_ASSIGNMENT:_ Would you please copy each line of the data in which the string "Molecular" occurs?

★ ★ ★ ★ ★

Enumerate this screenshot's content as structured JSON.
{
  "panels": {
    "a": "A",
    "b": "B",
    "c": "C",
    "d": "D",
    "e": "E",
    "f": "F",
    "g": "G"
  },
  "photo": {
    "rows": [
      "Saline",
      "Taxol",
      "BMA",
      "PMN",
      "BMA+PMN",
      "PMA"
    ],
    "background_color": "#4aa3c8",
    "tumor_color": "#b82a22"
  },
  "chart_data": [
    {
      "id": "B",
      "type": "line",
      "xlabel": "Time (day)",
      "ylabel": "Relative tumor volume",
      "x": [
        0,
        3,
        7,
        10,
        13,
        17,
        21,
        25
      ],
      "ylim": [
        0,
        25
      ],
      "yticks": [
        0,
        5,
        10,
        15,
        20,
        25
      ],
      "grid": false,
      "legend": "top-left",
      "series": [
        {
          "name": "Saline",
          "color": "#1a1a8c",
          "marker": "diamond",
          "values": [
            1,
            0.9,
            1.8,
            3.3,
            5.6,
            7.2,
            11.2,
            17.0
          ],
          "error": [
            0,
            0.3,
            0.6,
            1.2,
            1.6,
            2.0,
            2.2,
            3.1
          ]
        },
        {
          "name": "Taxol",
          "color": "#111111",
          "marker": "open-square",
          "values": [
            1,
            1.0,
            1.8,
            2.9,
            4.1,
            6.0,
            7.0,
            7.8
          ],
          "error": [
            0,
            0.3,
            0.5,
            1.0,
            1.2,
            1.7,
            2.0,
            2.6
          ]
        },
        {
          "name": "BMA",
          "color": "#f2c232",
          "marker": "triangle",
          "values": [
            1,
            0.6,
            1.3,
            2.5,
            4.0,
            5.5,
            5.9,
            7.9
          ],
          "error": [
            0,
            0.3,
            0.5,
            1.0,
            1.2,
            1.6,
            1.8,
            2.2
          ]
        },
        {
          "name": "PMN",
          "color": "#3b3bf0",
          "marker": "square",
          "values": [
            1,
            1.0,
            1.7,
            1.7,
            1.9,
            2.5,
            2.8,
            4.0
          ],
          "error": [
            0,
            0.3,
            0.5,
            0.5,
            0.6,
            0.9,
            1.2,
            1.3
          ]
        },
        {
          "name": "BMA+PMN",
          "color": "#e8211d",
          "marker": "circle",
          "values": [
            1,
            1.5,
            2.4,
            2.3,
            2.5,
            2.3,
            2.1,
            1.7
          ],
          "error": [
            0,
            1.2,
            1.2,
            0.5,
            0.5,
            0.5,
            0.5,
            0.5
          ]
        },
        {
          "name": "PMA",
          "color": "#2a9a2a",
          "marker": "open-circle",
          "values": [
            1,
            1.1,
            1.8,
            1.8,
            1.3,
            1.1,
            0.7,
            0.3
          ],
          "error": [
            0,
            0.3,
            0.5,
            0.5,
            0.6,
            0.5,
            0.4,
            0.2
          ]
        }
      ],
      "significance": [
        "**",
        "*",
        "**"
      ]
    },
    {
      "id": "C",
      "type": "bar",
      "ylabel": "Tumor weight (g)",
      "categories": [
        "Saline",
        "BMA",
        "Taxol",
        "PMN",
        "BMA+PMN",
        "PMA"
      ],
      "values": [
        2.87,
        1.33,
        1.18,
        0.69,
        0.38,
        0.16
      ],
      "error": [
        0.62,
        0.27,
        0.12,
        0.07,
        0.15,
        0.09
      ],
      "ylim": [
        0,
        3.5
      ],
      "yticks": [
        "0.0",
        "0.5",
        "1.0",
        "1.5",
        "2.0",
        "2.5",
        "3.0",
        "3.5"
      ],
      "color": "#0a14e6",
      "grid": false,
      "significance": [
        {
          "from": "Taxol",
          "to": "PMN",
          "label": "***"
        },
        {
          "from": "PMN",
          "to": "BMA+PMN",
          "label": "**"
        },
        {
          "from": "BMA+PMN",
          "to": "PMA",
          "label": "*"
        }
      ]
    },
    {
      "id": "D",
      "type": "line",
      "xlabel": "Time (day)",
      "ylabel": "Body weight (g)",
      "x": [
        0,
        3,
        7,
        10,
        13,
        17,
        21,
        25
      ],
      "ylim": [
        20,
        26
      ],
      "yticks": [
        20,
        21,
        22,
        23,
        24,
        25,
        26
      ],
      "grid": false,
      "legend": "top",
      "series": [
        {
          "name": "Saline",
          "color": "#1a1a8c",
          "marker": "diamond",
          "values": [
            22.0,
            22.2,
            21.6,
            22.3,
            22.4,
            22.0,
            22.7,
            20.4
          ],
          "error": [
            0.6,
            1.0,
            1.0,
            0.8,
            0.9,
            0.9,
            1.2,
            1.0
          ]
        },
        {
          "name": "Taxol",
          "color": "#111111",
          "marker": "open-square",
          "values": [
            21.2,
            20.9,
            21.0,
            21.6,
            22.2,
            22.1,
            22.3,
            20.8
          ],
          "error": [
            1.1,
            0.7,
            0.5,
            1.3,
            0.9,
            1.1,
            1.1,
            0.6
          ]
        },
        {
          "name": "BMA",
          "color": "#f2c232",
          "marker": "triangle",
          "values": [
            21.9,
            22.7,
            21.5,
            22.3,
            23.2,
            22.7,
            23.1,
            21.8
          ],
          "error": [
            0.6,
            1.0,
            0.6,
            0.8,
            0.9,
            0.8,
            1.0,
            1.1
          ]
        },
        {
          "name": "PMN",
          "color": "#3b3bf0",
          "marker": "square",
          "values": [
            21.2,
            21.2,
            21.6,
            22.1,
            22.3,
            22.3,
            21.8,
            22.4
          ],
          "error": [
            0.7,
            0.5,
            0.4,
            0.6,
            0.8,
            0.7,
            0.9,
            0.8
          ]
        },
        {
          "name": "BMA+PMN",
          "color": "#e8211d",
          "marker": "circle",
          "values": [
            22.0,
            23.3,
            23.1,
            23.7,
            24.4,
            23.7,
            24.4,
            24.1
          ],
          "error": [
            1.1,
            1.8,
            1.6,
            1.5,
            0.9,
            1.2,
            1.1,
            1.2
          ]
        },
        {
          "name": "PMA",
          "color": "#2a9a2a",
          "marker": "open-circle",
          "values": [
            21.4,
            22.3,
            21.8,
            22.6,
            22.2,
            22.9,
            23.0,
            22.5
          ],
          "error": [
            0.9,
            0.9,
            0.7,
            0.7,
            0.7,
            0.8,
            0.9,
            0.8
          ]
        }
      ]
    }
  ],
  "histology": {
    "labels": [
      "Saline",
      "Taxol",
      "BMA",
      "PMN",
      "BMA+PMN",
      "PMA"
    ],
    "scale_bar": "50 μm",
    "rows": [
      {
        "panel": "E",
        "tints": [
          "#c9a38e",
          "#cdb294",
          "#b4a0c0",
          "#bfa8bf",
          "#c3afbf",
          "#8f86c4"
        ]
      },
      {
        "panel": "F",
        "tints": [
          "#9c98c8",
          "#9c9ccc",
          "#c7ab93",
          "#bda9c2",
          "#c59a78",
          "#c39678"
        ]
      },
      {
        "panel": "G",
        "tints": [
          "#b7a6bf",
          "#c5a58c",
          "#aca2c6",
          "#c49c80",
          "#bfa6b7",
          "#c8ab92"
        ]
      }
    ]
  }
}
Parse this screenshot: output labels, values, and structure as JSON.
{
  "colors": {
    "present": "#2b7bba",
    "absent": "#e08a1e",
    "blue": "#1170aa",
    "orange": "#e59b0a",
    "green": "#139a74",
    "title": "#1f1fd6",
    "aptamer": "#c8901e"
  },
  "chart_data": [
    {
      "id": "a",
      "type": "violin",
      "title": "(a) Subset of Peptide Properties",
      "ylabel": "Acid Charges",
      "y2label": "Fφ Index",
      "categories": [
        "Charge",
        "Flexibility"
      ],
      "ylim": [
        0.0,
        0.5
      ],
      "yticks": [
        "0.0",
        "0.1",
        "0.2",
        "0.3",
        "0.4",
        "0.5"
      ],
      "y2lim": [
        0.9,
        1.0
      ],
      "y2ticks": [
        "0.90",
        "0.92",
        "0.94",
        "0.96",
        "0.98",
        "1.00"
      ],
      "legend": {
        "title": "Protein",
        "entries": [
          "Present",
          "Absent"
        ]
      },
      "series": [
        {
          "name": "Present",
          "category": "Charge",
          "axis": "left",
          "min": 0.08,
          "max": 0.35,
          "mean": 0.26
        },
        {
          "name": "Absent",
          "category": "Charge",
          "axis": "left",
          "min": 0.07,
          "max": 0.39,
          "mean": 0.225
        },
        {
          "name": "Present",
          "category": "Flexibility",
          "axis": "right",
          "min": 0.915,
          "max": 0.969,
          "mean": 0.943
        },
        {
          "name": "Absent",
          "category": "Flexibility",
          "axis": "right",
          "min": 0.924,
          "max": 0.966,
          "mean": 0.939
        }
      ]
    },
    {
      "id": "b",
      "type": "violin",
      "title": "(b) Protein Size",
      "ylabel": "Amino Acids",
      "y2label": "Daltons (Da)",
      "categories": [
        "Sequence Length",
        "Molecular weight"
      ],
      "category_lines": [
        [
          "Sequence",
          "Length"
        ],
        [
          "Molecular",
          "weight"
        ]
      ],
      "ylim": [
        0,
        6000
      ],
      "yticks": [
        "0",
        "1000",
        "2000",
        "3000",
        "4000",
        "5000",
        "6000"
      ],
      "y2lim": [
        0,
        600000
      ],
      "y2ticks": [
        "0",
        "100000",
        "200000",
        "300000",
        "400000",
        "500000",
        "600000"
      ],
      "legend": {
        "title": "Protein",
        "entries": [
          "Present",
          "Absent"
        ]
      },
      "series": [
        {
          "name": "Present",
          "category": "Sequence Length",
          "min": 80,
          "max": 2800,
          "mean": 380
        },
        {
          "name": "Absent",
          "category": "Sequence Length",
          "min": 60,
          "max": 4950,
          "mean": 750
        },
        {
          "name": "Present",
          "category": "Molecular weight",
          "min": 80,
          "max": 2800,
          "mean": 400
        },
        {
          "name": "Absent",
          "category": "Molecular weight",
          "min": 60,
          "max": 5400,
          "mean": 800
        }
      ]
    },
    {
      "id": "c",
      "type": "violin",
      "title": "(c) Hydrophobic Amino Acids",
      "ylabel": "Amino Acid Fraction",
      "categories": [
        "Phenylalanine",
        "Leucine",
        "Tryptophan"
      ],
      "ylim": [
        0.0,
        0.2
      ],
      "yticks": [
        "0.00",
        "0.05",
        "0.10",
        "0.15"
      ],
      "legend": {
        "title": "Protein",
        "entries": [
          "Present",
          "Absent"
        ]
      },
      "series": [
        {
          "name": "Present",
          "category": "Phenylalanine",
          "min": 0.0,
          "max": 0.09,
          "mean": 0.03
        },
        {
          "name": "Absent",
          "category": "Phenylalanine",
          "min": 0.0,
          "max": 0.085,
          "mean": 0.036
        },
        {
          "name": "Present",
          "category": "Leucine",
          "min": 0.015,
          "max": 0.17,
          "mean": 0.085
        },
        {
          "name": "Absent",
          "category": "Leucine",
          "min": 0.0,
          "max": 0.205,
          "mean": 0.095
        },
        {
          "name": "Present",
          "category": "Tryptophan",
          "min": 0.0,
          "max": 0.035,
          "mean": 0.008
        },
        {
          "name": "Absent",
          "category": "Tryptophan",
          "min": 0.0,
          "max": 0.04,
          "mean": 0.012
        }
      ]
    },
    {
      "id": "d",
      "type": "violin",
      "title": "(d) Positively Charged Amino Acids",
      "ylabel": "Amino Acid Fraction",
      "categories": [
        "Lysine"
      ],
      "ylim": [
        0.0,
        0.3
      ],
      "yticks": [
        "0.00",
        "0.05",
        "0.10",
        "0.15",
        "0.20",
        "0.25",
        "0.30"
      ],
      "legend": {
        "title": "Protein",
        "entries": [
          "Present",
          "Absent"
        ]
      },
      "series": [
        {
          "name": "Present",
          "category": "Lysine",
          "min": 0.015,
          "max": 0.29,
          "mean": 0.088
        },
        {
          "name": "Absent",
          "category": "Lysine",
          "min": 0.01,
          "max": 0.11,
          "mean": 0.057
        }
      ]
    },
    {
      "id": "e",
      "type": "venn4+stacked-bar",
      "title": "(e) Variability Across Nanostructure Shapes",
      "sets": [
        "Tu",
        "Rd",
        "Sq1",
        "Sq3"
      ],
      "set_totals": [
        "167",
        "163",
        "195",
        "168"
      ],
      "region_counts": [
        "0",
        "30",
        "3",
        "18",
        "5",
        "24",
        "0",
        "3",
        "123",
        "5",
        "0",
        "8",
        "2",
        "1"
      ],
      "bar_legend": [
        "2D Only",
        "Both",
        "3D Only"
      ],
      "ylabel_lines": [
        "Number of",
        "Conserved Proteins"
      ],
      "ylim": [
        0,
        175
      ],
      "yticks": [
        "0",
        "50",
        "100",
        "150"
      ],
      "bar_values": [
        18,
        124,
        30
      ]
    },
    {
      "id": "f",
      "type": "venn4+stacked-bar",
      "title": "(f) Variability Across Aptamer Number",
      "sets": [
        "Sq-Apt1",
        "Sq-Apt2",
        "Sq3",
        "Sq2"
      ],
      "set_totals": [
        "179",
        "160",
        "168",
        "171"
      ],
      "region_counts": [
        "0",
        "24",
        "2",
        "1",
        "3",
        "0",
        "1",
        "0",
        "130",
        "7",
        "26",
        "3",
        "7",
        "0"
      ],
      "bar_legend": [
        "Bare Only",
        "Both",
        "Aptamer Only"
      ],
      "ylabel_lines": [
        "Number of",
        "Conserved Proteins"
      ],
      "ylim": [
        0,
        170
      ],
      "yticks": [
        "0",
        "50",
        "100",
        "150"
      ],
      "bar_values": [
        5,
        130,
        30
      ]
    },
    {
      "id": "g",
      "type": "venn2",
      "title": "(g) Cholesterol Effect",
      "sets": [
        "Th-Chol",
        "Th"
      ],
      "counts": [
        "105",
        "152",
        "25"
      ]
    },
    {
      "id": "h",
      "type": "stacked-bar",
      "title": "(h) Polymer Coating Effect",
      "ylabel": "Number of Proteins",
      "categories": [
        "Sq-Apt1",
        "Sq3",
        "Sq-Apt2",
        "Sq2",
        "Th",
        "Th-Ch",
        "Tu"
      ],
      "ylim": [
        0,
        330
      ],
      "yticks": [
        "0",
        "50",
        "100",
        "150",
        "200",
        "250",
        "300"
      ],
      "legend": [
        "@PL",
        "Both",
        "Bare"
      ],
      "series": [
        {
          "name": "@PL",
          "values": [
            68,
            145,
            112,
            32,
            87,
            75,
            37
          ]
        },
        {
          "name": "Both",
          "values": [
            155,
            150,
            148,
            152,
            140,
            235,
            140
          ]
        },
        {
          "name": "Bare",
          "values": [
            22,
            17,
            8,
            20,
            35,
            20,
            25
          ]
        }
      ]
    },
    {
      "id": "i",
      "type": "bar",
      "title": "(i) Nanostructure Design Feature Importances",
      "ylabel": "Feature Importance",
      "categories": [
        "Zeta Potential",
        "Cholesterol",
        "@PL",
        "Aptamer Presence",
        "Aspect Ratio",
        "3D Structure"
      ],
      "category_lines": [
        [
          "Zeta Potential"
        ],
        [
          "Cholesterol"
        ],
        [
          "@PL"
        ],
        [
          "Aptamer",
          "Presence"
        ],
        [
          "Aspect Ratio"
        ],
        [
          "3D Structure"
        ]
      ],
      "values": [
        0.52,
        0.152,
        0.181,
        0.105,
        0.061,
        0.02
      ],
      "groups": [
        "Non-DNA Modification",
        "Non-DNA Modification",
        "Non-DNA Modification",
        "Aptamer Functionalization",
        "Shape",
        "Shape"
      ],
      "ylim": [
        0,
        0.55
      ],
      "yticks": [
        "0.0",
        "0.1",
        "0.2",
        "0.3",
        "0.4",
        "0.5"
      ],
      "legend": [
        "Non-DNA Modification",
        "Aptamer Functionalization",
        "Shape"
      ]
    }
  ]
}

★ ★ ★ ★ ★

_ANSWER FOR THE TASK:_
        "Molecular weight"
          "Molecular",
          "category": "Molecular weight",
          "category": "Molecular weight",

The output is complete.